(DIRECTIVE): Give back every line exactly as it appears, pictures excluded.

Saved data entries
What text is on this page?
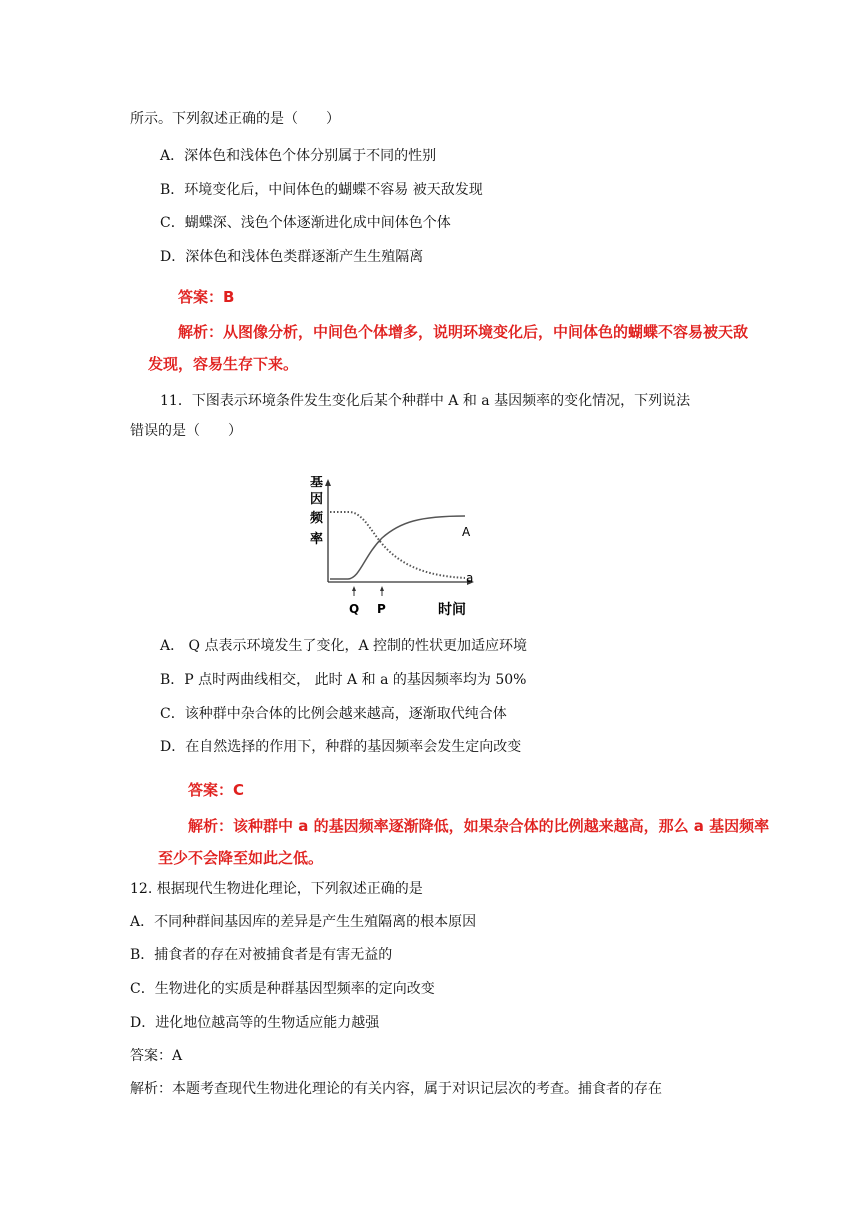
所示。下列叙述正确的是（　　）
A．深体色和浅体色个体分别属于不同的性别
B．环境变化后，中间体色的蝴蝶不容易 被天敌发现
C．蝴蝶深、浅色个体逐渐进化成中间体色个体
D．深体色和浅体色类群逐渐产生生殖隔离
答案：B
解析：从图像分析，中间色个体增多，说明环境变化后，中间体色的蝴蝶不容易被天敌
发现，容易生存下来。
11．下图表示环境条件发生变化后某个种群中 A 和 a 基因频率的变化情况，下列说法
错误的是（　　）
基
因
频
率	A
a
Q P	时间
A． Q 点表示环境发生了变化，A 控制的性状更加适应环境
B．P 点时两曲线相交， 此时 A 和 a 的基因频率均为 50%
C．该种群中杂合体的比例会越来越高，逐渐取代纯合体
D．在自然选择的作用下，种群的基因频率会发生定向改变
答案：C
解析：该种群中 a 的基因频率逐渐降低，如果杂合体的比例越来越高，那么 a 基因频率
至少不会降至如此之低。
12. 根据现代生物进化理论，下列叙述正确的是
A．不同种群间基因库的差异是产生生殖隔离的根本原因
B．捕食者的存在对被捕食者是有害无益的
C．生物进化的实质是种群基因型频率的定向改变
D．进化地位越高等的生物适应能力越强
答案：A
解析：本题考查现代生物进化理论的有关内容，属于对识记层次的考查。捕食者的存在
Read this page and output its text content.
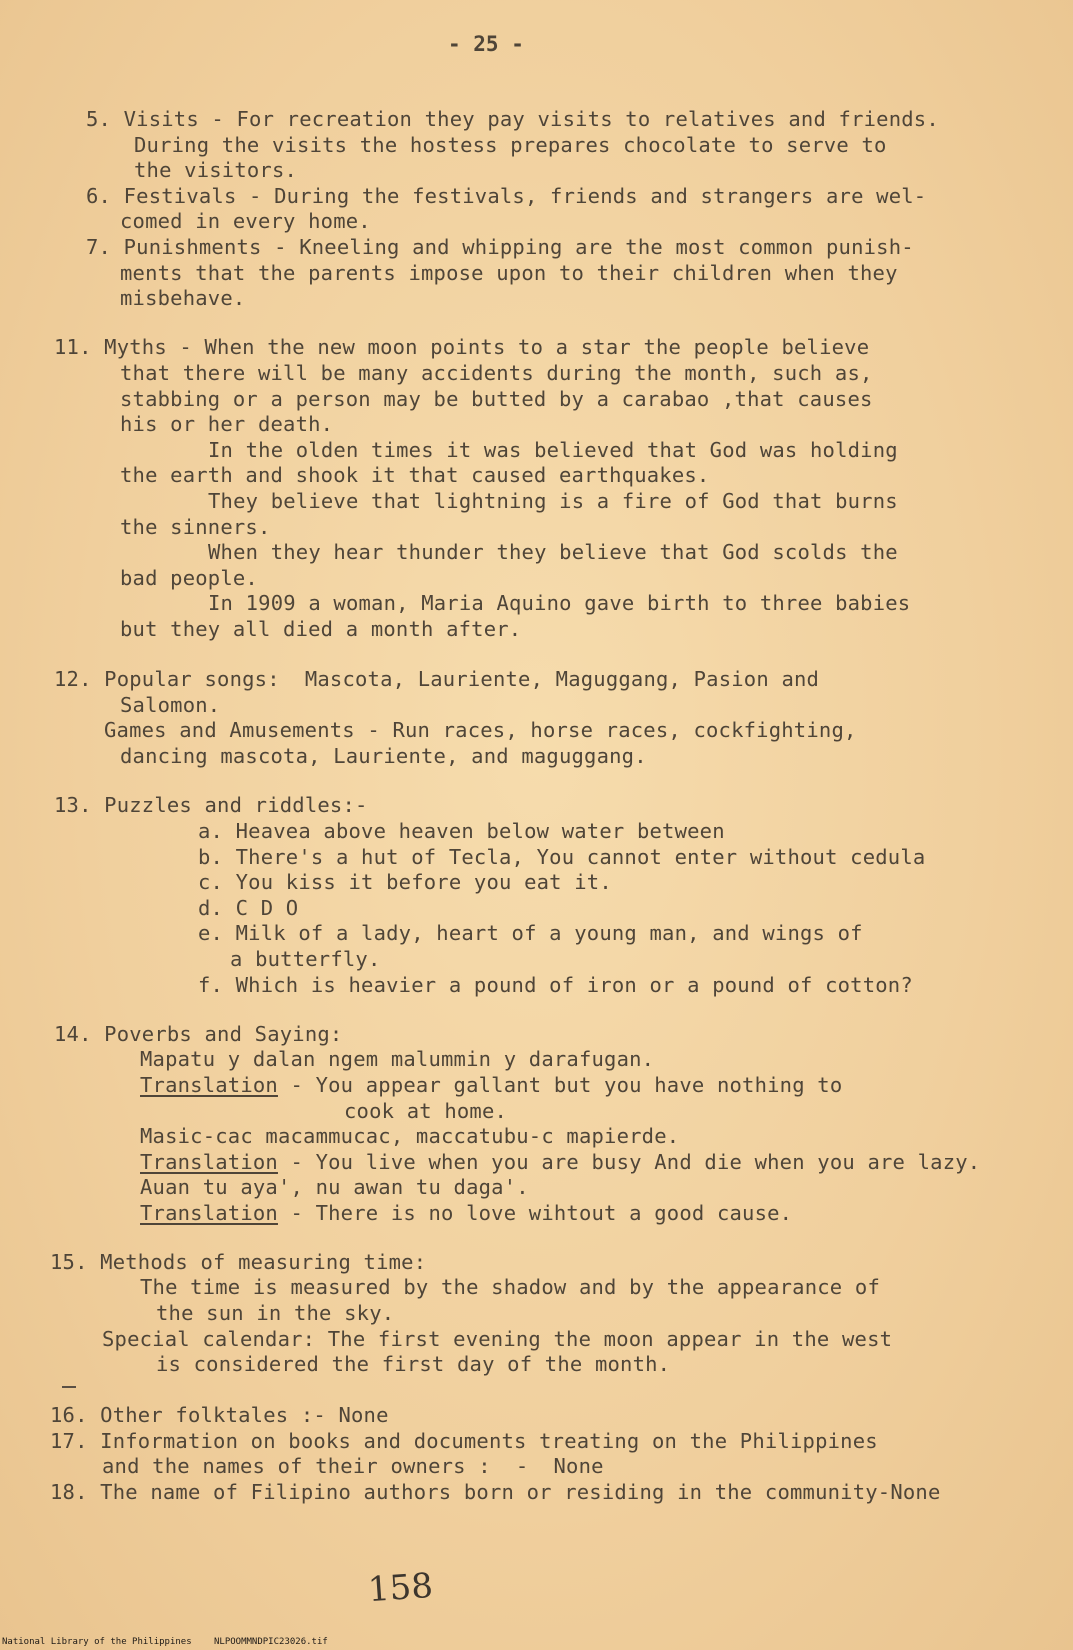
- 25 -
5. Visits - For recreation they pay visits to relatives and friends.
During the visits the hostess prepares chocolate to serve to
the visitors.
6. Festivals - During the festivals, friends and strangers are wel-
comed in every home.
7. Punishments - Kneeling and whipping are the most common punish-
ments that the parents impose upon to their children when they
misbehave.
11. Myths - When the new moon points to a star the people believe
that there will be many accidents during the month, such as,
stabbing or a person may be butted by a carabao ,that causes
his or her death.
In the olden times it was believed that God was holding
the earth and shook it that caused earthquakes.
They believe that lightning is a fire of God that burns
the sinners.
When they hear thunder they believe that God scolds the
bad people.
In 1909 a woman, Maria Aquino gave birth to three babies
but they all died a month after.
12. Popular songs:  Mascota, Lauriente, Maguggang, Pasion and
Salomon.
Games and Amusements - Run races, horse races, cockfighting,
dancing mascota, Lauriente, and maguggang.
13. Puzzles and riddles:-
a. Heavea above heaven below water between
b. There's a hut of Tecla, You cannot enter without cedula
c. You kiss it before you eat it.
d. C D O
e. Milk of a lady, heart of a young man, and wings of
a butterfly.
f. Which is heavier a pound of iron or a pound of cotton?
14. Poverbs and Saying:
Mapatu y dalan ngem malummin y darafugan.
Translation - You appear gallant but you have nothing to
cook at home.
Masic-cac macammucac, maccatubu-c mapierde.
Translation - You live when you are busy And die when you are lazy.
Auan tu aya', nu awan tu daga'.
Translation - There is no love wihtout a good cause.
15. Methods of measuring time:
The time is measured by the shadow and by the appearance of
the sun in the sky.
Special calendar: The first evening the moon appear in the west
is considered the first day of the month.
16. Other folktales :- None
17. Information on books and documents treating on the Philippines
and the names of their owners :  -  None
18. The name of Filipino authors born or residing in the community-None
158
National Library of the Philippines NLPOOMMNDPIC23026.tif
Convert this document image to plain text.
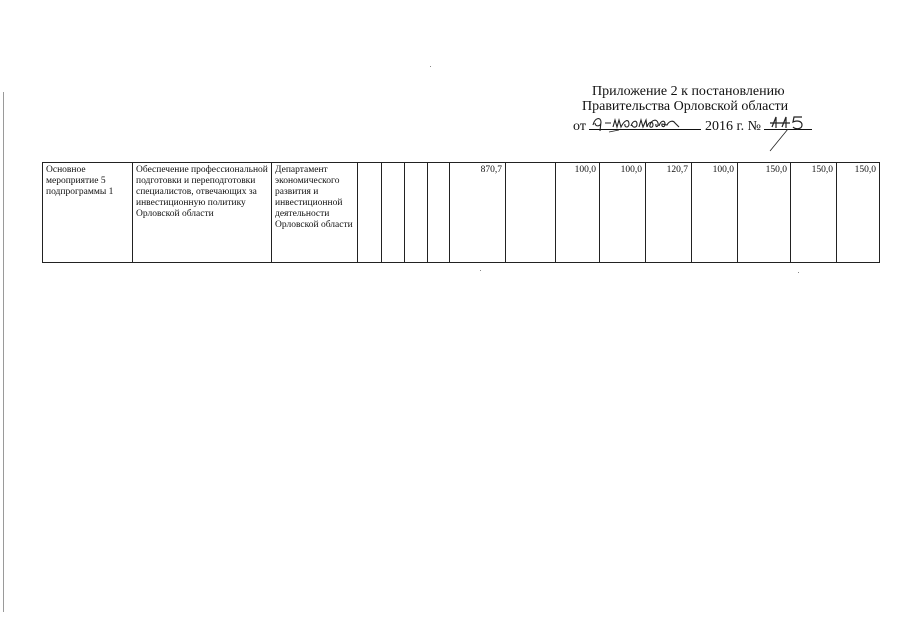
Приложение 2 к постановлению
Правительства Орловской области
от	2016 г. №
Основное мероприятие 5 подпрограммы 1	Обеспечение профессиональной подготовки и переподготовки специалистов, отвечающих за инвестиционную политику Орловской области	Департамент экономического развития и инвестиционной деятельности Орловской области					870,7		100,0	100,0	120,7	100,0	150,0	150,0	150,0
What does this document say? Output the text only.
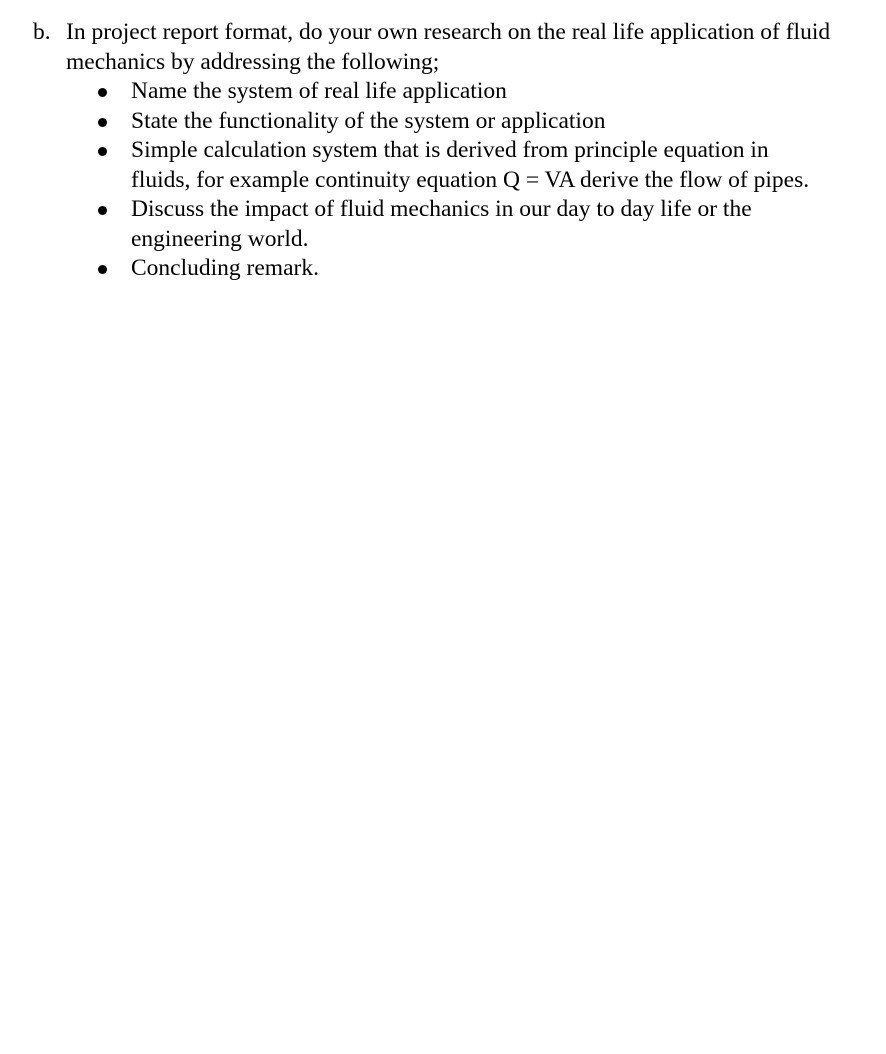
b. In project report format, do your own research on the real life application of fluid mechanics by addressing the following;
Name the system of real life application
State the functionality of the system or application
Simple calculation system that is derived from principle equation in fluids, for example continuity equation Q = VA derive the flow of pipes.
Discuss the impact of fluid mechanics in our day to day life or the engineering world.
Concluding remark.
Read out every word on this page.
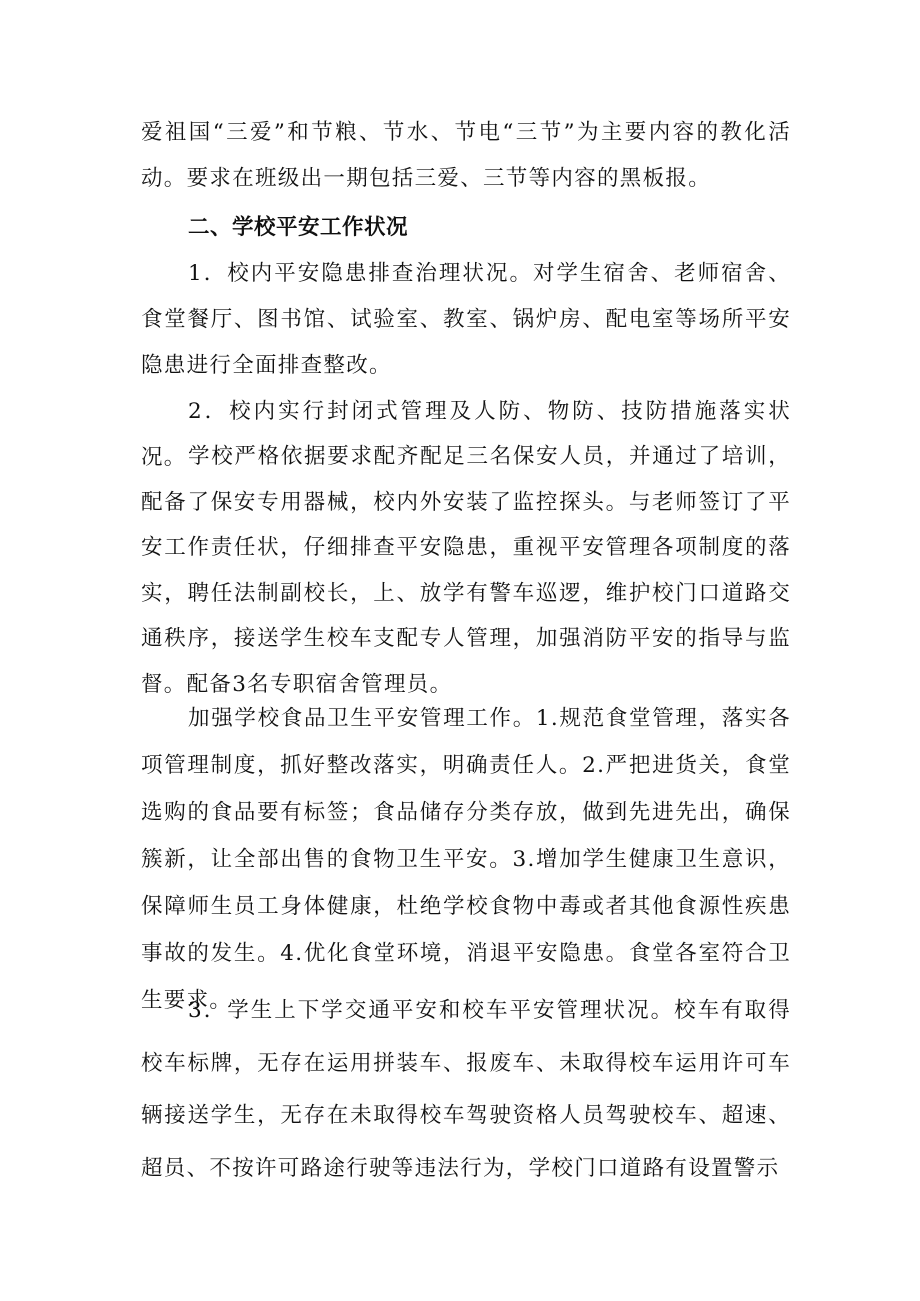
爱祖国“三爱”和节粮、节水、节电“三节”为主要内容的教化活动。要求在班级出一期包括三爱、三节等内容的黑板报。

二、学校平安工作状况

1．校内平安隐患排查治理状况。对学生宿舍、老师宿舍、食堂餐厅、图书馆、试验室、教室、锅炉房、配电室等场所平安隐患进行全面排查整改。

2．校内实行封闭式管理及人防、物防、技防措施落实状况。 学校严格依据要求配齐配足三名保安人员，并通过了培训，配备了保安专用器械，校内外安装了监控探头。与老师签订了平安工作责任状，仔细排查平安隐患，重视平安管理各项制度的落实，聘任法制副校长，上、放学有警车巡逻，维护校门口道路交通秩序，接送学生校车支配专人管理，加强消防平安的指导与监督。配备3名专职宿舍管理员。

加强学校食品卫生平安管理工作。1.规范食堂管理，落实各项管理制度，抓好整改落实，明确责任人。2.严把进货关，食堂选购的食品要有标签；食品储存分类存放，做到先进先出，确保簇新，让全部出售的食物卫生平安。3.增加学生健康卫生意识，保障师生员工身体健康，杜绝学校食物中毒或者其他食源性疾患事故的发生。4.优化食堂环境，消退平安隐患。食堂各室符合卫生要求。

3．学生上下学交通平安和校车平安管理状况。校车有取得校车标牌，无存在运用拼装车、报废车、未取得校车运用许可车辆接送学生，无存在未取得校车驾驶资格人员驾驶校车、超速、超员、不按许可路途行驶等违法行为，学校门口道路有设置警示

(WRITTEN RESPONSE):
What text is on this page?
所示。下列叙述正确的是（　　）
A．深体色和浅体色个体分别属于不同的性别
B．环境变化后，中间体色的蝴蝶不容易 被天敌发现
C．蝴蝶深、浅色个体逐渐进化成中间体色个体
D．深体色和浅体色类群逐渐产生生殖隔离
答案：B
解析：从图像分析，中间色个体增多，说明环境变化后，中间体色的蝴蝶不容易被天敌
发现，容易生存下来。
11．下图表示环境条件发生变化后某个种群中 A 和 a 基因频率的变化情况，下列说法
错误的是（　　）
基
因
频
率	A
a
Q P	时间
A． Q 点表示环境发生了变化，A 控制的性状更加适应环境
B．P 点时两曲线相交， 此时 A 和 a 的基因频率均为 50%
C．该种群中杂合体的比例会越来越高，逐渐取代纯合体
D．在自然选择的作用下，种群的基因频率会发生定向改变
答案：C
解析：该种群中 a 的基因频率逐渐降低，如果杂合体的比例越来越高，那么 a 基因频率
至少不会降至如此之低。
12. 根据现代生物进化理论，下列叙述正确的是
A．不同种群间基因库的差异是产生生殖隔离的根本原因
B．捕食者的存在对被捕食者是有害无益的
C．生物进化的实质是种群基因型频率的定向改变
D．进化地位越高等的生物适应能力越强
答案：A
解析：本题考查现代生物进化理论的有关内容，属于对识记层次的考查。捕食者的存在
Read this page and output its text content.
- 25 -
5. Visits - For recreation they pay visits to relatives and friends.
During the visits the hostess prepares chocolate to serve to
the visitors.
6. Festivals - During the festivals, friends and strangers are wel-
comed in every home.
7. Punishments - Kneeling and whipping are the most common punish-
ments that the parents impose upon to their children when they
misbehave.
11. Myths - When the new moon points to a star the people believe
that there will be many accidents during the month, such as,
stabbing or a person may be butted by a carabao ,that causes
his or her death.
In the olden times it was believed that God was holding
the earth and shook it that caused earthquakes.
They believe that lightning is a fire of God that burns
the sinners.
When they hear thunder they believe that God scolds the
bad people.
In 1909 a woman, Maria Aquino gave birth to three babies
but they all died a month after.
12. Popular songs:  Mascota, Lauriente, Maguggang, Pasion and
Salomon.
Games and Amusements - Run races, horse races, cockfighting,
dancing mascota, Lauriente, and maguggang.
13. Puzzles and riddles:-
a. Heavea above heaven below water between
b. There's a hut of Tecla, You cannot enter without cedula
c. You kiss it before you eat it.
d. C D O
e. Milk of a lady, heart of a young man, and wings of
a butterfly.
f. Which is heavier a pound of iron or a pound of cotton?
14. Poverbs and Saying:
Mapatu y dalan ngem malummin y darafugan.
Translation - You appear gallant but you have nothing to
cook at home.
Masic-cac macammucac, maccatubu-c mapierde.
Translation - You live when you are busy And die when you are lazy.
Auan tu aya', nu awan tu daga'.
Translation - There is no love wihtout a good cause.
15. Methods of measuring time:
The time is measured by the shadow and by the appearance of
the sun in the sky.
Special calendar: The first evening the moon appear in the west
is considered the first day of the month.
16. Other folktales :- None
17. Information on books and documents treating on the Philippines
and the names of their owners :  -  None
18. The name of Filipino authors born or residing in the community-None
158
National Library of the Philippines NLPOOMMNDPIC23026.tif
Convert this document image to plain text.
Приложение 2 к постановлению
Правительства Орловской области
от	2016 г. №
Основное мероприятие 5 подпрограммы 1	Обеспечение профессиональной подготовки и переподготовки специалистов, отвечающих за инвестиционную политику Орловской области	Департамент экономического развития и инвестиционной деятельности Орловской области					870,7		100,0	100,0	120,7	100,0	150,0	150,0	150,0
What does this document say? Output the text only.
b. In project report format, do your own research on the real life application of fluid mechanics by addressing the following;
Name the system of real life application
State the functionality of the system or application
Simple calculation system that is derived from principle equation in fluids, for example continuity equation Q = VA derive the flow of pipes.
Discuss the impact of fluid mechanics in our day to day life or the engineering world.
Concluding remark.
Read out every word on this page.
爱祖国“三爱”和节粮、节水、节电“三节”为主要内容的教化活动。要求在班级出一期包括三爱、三节等内容的黑板报。

二、学校平安工作状况

1．校内平安隐患排查治理状况。对学生宿舍、老师宿舍、食堂餐厅、图书馆、试验室、教室、锅炉房、配电室等场所平安隐患进行全面排查整改。

2．校内实行封闭式管理及人防、物防、技防措施落实状况。 学校严格依据要求配齐配足三名保安人员，并通过了培训，配备了保安专用器械，校内外安装了监控探头。与老师签订了平安工作责任状，仔细排查平安隐患，重视平安管理各项制度的落实，聘任法制副校长，上、放学有警车巡逻，维护校门口道路交通秩序，接送学生校车支配专人管理，加强消防平安的指导与监督。配备3名专职宿舍管理员。

加强学校食品卫生平安管理工作。1.规范食堂管理，落实各项管理制度，抓好整改落实，明确责任人。2.严把进货关，食堂选购的食品要有标签；食品储存分类存放，做到先进先出，确保簇新，让全部出售的食物卫生平安。3.增加学生健康卫生意识，保障师生员工身体健康，杜绝学校食物中毒或者其他食源性疾患事故的发生。4.优化食堂环境，消退平安隐患。食堂各室符合卫生要求。

3．学生上下学交通平安和校车平安管理状况。校车有取得校车标牌，无存在运用拼装车、报废车、未取得校车运用许可车辆接送学生，无存在未取得校车驾驶资格人员驾驶校车、超速、超员、不按许可路途行驶等违法行为，学校门口道路有设置警示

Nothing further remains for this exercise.